(A run of records)
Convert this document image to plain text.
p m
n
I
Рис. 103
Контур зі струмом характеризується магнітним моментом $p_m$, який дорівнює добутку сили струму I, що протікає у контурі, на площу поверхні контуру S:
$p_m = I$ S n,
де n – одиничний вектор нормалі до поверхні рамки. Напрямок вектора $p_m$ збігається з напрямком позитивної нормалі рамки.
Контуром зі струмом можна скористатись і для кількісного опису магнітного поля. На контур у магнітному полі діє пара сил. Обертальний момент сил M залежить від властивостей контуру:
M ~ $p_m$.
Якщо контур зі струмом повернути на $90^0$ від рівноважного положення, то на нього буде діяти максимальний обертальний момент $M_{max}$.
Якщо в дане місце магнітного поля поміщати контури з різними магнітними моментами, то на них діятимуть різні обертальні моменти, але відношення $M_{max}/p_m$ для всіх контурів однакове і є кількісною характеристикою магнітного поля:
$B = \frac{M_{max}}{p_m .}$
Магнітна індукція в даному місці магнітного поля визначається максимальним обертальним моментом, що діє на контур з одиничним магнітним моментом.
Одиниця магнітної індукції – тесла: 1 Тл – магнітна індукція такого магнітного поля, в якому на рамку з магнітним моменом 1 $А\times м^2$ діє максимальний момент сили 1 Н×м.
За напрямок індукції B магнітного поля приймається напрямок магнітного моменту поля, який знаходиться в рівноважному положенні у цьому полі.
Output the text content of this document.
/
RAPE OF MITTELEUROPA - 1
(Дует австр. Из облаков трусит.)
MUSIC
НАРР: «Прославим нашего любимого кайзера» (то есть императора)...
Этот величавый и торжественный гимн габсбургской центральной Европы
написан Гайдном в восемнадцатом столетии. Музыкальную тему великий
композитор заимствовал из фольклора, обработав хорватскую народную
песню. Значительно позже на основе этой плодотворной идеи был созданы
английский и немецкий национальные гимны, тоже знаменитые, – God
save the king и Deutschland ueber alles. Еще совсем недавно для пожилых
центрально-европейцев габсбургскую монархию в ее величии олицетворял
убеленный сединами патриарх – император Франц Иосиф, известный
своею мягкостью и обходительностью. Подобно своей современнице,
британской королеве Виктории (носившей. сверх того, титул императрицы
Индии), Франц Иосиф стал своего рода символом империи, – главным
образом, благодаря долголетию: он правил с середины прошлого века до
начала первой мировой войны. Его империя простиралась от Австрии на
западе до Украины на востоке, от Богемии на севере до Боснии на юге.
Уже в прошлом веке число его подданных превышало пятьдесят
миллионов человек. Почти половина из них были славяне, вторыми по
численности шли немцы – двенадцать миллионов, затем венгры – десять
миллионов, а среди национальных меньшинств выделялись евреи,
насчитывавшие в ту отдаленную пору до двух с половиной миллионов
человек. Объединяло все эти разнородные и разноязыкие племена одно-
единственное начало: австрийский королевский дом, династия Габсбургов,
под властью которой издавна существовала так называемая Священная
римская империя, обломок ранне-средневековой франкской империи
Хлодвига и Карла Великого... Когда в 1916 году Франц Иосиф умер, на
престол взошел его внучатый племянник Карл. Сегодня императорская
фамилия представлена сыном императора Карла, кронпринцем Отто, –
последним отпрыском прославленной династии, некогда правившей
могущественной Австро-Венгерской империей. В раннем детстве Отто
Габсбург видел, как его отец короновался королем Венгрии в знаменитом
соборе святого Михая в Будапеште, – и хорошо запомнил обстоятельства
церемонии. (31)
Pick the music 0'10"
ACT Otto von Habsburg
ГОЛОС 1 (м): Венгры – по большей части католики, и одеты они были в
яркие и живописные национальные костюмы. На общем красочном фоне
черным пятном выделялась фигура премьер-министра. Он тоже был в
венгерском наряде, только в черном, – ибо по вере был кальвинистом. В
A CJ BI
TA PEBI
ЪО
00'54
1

[Exercise details] Return all of the data precisely as it appears.

[Task result]
Convert this document image to plain text.
p m
n
I
Рис. 103
Контур зі струмом характеризується магнітним моментом $p_m$, який дорівнює добутку сили струму I, що протікає у контурі, на площу поверхні контуру S:
$p_m = I$ S n,
де n – одиничний вектор нормалі до поверхні рамки. Напрямок вектора $p_m$ збігається з напрямком позитивної нормалі рамки.
Контуром зі струмом можна скористатись і для кількісного опису магнітного поля. На контур у магнітному полі діє пара сил. Обертальний момент сил M залежить від властивостей контуру:
M ~ $p_m$.
Якщо контур зі струмом повернути на $90^0$ від рівноважного положення, то на нього буде діяти максимальний обертальний момент $M_{max}$.
Якщо в дане місце магнітного поля поміщати контури з різними магнітними моментами, то на них діятимуть різні обертальні моменти, але відношення $M_{max}/p_m$ для всіх контурів однакове і є кількісною характеристикою магнітного поля:
$B = \frac{M_{max}}{p_m .}$
Магнітна індукція в даному місці магнітного поля визначається максимальним обертальним моментом, що діє на контур з одиничним магнітним моментом.
Одиниця магнітної індукції – тесла: 1 Тл – магнітна індукція такого магнітного поля, в якому на рамку з магнітним моменом 1 $А\times м^2$ діє максимальний момент сили 1 Н×м.
За напрямок індукції B магнітного поля приймається напрямок магнітного моменту поля, який знаходиться в рівноважному положенні у цьому полі.
Output the text content of this document.
/
RAPE OF MITTELEUROPA - 1
(Дует австр. Из облаков трусит.)
MUSIC
НАРР: «Прославим нашего любимого кайзера» (то есть императора)...
Этот величавый и торжественный гимн габсбургской центральной Европы
написан Гайдном в восемнадцатом столетии. Музыкальную тему великий
композитор заимствовал из фольклора, обработав хорватскую народную
песню. Значительно позже на основе этой плодотворной идеи был созданы
английский и немецкий национальные гимны, тоже знаменитые, – God
save the king и Deutschland ueber alles. Еще совсем недавно для пожилых
центрально-европейцев габсбургскую монархию в ее величии олицетворял
убеленный сединами патриарх – император Франц Иосиф, известный
своею мягкостью и обходительностью. Подобно своей современнице,
британской королеве Виктории (носившей. сверх того, титул императрицы
Индии), Франц Иосиф стал своего рода символом империи, – главным
образом, благодаря долголетию: он правил с середины прошлого века до
начала первой мировой войны. Его империя простиралась от Австрии на
западе до Украины на востоке, от Богемии на севере до Боснии на юге.
Уже в прошлом веке число его подданных превышало пятьдесят
миллионов человек. Почти половина из них были славяне, вторыми по
численности шли немцы – двенадцать миллионов, затем венгры – десять
миллионов, а среди национальных меньшинств выделялись евреи,
насчитывавшие в ту отдаленную пору до двух с половиной миллионов
человек. Объединяло все эти разнородные и разноязыкие племена одно-
единственное начало: австрийский королевский дом, династия Габсбургов,
под властью которой издавна существовала так называемая Священная
римская империя, обломок ранне-средневековой франкской империи
Хлодвига и Карла Великого... Когда в 1916 году Франц Иосиф умер, на
престол взошел его внучатый племянник Карл. Сегодня императорская
фамилия представлена сыном императора Карла, кронпринцем Отто, –
последним отпрыском прославленной династии, некогда правившей
могущественной Австро-Венгерской империей. В раннем детстве Отто
Габсбург видел, как его отец короновался королем Венгрии в знаменитом
соборе святого Михая в Будапеште, – и хорошо запомнил обстоятельства
церемонии. (31)
Pick the music 0'10"
ACT Otto von Habsburg
ГОЛОС 1 (м): Венгры – по большей части католики, и одеты они были в
яркие и живописные национальные костюмы. На общем красочном фоне
черным пятном выделялась фигура премьер-министра. Он тоже был в
венгерском наряде, только в черном, – ибо по вере был кальвинистом. В
A CJ BI
TA PEBI
ЪО
00'54
1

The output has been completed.